-- START Task inputs --
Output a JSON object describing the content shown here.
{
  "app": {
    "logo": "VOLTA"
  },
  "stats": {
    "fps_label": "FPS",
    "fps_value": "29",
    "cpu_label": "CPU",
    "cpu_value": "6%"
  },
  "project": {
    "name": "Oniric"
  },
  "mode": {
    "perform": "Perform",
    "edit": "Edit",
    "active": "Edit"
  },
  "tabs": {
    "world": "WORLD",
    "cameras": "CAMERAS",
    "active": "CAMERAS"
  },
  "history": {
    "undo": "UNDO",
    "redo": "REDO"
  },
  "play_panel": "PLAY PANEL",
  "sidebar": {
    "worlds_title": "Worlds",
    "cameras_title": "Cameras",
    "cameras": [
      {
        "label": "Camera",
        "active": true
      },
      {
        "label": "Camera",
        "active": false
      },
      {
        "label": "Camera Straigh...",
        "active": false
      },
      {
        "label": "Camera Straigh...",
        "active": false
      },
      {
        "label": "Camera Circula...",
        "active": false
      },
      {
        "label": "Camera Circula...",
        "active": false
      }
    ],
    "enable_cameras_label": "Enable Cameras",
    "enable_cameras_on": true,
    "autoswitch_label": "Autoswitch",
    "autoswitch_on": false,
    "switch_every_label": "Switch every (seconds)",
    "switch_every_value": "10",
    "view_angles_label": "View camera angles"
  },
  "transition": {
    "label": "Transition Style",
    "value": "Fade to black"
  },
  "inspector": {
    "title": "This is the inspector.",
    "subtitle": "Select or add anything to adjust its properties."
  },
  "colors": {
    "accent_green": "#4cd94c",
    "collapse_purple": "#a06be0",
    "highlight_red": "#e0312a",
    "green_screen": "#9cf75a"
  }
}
-- END Task inputs --
▸ **Requirements**
Reproduce the full set of records precisely.

▸ **The response**
Output a JSON object describing the content shown here.
{
  "app": {
    "logo": "VOLTA"
  },
  "stats": {
    "fps_label": "FPS",
    "fps_value": "29",
    "cpu_label": "CPU",
    "cpu_value": "6%"
  },
  "project": {
    "name": "Oniric"
  },
  "mode": {
    "perform": "Perform",
    "edit": "Edit",
    "active": "Edit"
  },
  "tabs": {
    "world": "WORLD",
    "cameras": "CAMERAS",
    "active": "CAMERAS"
  },
  "history": {
    "undo": "UNDO",
    "redo": "REDO"
  },
  "play_panel": "PLAY PANEL",
  "sidebar": {
    "worlds_title": "Worlds",
    "cameras_title": "Cameras",
    "cameras": [
      {
        "label": "Camera",
        "active": true
      },
      {
        "label": "Camera",
        "active": false
      },
      {
        "label": "Camera Straigh...",
        "active": false
      },
      {
        "label": "Camera Straigh...",
        "active": false
      },
      {
        "label": "Camera Circula...",
        "active": false
      },
      {
        "label": "Camera Circula...",
        "active": false
      }
    ],
    "enable_cameras_label": "Enable Cameras",
    "enable_cameras_on": true,
    "autoswitch_label": "Autoswitch",
    "autoswitch_on": false,
    "switch_every_label": "Switch every (seconds)",
    "switch_every_value": "10",
    "view_angles_label": "View camera angles"
  },
  "transition": {
    "label": "Transition Style",
    "value": "Fade to black"
  },
  "inspector": {
    "title": "This is the inspector.",
    "subtitle": "Select or add anything to adjust its properties."
  },
  "colors": {
    "accent_green": "#4cd94c",
    "collapse_purple": "#a06be0",
    "highlight_red": "#e0312a",
    "green_screen": "#9cf75a"
  }
}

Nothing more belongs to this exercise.